====== Dataset content

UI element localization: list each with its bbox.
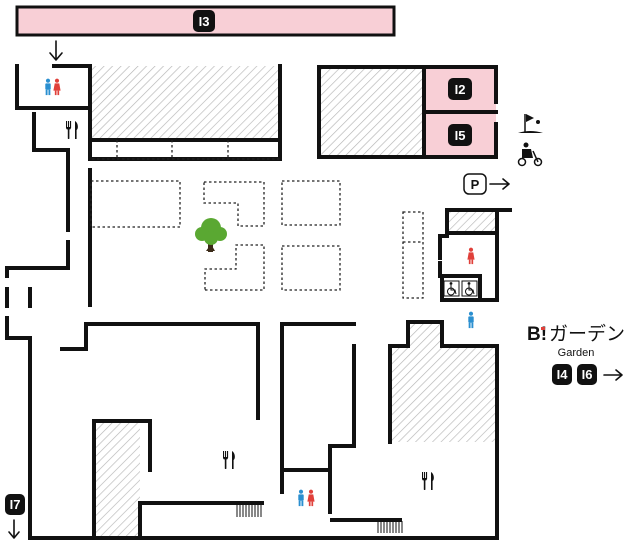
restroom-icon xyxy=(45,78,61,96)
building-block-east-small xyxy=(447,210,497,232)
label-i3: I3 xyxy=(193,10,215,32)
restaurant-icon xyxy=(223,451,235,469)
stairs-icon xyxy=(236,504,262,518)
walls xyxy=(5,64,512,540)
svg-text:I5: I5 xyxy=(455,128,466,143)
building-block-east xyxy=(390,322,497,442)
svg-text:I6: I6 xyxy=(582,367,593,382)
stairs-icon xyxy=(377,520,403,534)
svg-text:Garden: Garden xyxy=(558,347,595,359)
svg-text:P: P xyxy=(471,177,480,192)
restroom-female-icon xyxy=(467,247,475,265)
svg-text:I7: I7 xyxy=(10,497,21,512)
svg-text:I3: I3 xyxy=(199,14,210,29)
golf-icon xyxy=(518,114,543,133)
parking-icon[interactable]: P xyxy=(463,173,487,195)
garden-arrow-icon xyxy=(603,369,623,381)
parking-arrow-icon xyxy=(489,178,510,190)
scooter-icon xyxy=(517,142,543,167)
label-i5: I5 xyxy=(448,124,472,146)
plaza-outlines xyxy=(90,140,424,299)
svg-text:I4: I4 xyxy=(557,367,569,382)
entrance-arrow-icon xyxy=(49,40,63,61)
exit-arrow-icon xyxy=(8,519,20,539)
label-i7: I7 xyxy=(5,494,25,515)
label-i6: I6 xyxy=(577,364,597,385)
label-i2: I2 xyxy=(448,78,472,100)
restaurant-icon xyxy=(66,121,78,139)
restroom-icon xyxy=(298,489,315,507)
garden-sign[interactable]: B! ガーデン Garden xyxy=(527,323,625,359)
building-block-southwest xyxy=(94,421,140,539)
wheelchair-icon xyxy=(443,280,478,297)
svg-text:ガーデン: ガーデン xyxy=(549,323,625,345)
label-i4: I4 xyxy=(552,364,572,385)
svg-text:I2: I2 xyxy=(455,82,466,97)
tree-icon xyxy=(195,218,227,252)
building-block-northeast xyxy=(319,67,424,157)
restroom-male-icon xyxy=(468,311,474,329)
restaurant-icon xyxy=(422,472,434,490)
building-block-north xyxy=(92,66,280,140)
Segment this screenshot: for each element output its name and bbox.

============

→ The request:
Rewrite the lines of the listing between the one holding "restroom-icon xyxy=(45,78,61,96)" and the one holding "restroom-female-icon xyxy=(467,247,475,265)", inclusive, replacing "stairs-icon" with "staircase-icon" and leaving everything else unchanged.

→ Full output:
restroom-icon xyxy=(45,78,61,96)
building-block-east-small xyxy=(447,210,497,232)
label-i3: I3 xyxy=(193,10,215,32)
restaurant-icon xyxy=(223,451,235,469)
staircase-icon xyxy=(236,504,262,518)
walls xyxy=(5,64,512,540)
svg-text:I5: I5 xyxy=(455,128,466,143)
building-block-east xyxy=(390,322,497,442)
svg-text:I6: I6 xyxy=(582,367,593,382)
staircase-icon xyxy=(377,520,403,534)
svg-text:Garden: Garden xyxy=(558,347,595,359)
svg-text:P: P xyxy=(471,177,480,192)
restroom-female-icon xyxy=(467,247,475,265)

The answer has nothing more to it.